▶ Source document:

════════

Born in Poland, the composer Mieczyslaw Weinberg (also known as Moishe Vainberg and variants thereof), in spite of the majority of refugees at the approach of Nazi armies, fled East to the Soviet Union, rather than West to Paris or Lisbon. Apparently, he preferred Russian anti-Semitism to German and Polish. He chose with no really good outcome available. The Nazis killed the family that remained. He met Shostakovich, who examined the score of Weinberg's Symphony #1 and recognized his talent immediately. Although influenced by Shostakovich, he never studied with him. They were more like colleagues and friends. Weinberg assumed aspects of Shostakovich's style and moreover had the talent to write as well as the older man. Indeed, many consider him the equal of Shostakovich and Prokofiev. However, Weinberg also influenced Shostakovich and got him interested in Jewish melody and string quartet writing. The two competed in a friendly way to see who could produce more string quartets. Shostakovich was one up at the time of his death.

════════

▶ Work to do:
1. According to the passage on Mieczyslaw Weinberg, which score did Shostakovich examine before recognizing Weinberg's talent?
2. Write the next part of the passage on Mieczyslaw Weinberg, starting after its final sentence.

▶ Material:
════════

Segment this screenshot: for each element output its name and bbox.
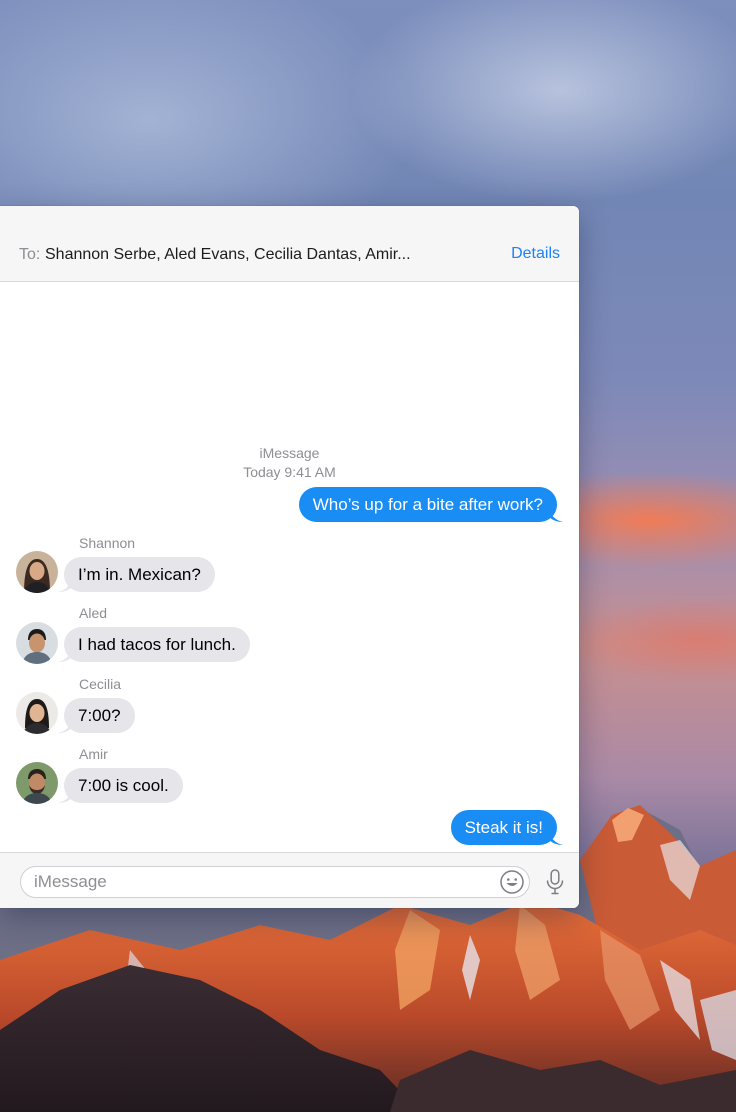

════════

▶ Results for each task:
1. The score of Weinberg's Symphony #1.

2.
Soviet music administrative muck-a-mucks mostly ignored Weinberg's music, but fortunately he attracted the admiration of really good Russian musicians, who performed him anyway. Nevertheless, Weinberg seldom received official commissions, and in fact, he almost "disappeared" in the anti-Semitic pograms, the so-called "doctors' plot," after World War II. Only Stalin's death saved him. The new government decreed the charges trumped-up and released both him and the doctors. He lived long enough to complete 22 symphonies, 17 string quartets, a boatload of other chamber and orchestral music, film scores, ballets, and an opera, although he never achieved economic security.

We can dispense with The Banners of Peace right away. It's the kind of thing Soviet composers turned out by the bushel for Party functions. Weinberg's score isn't any worse than the average and much better written than some, but it's capable, rather than personal.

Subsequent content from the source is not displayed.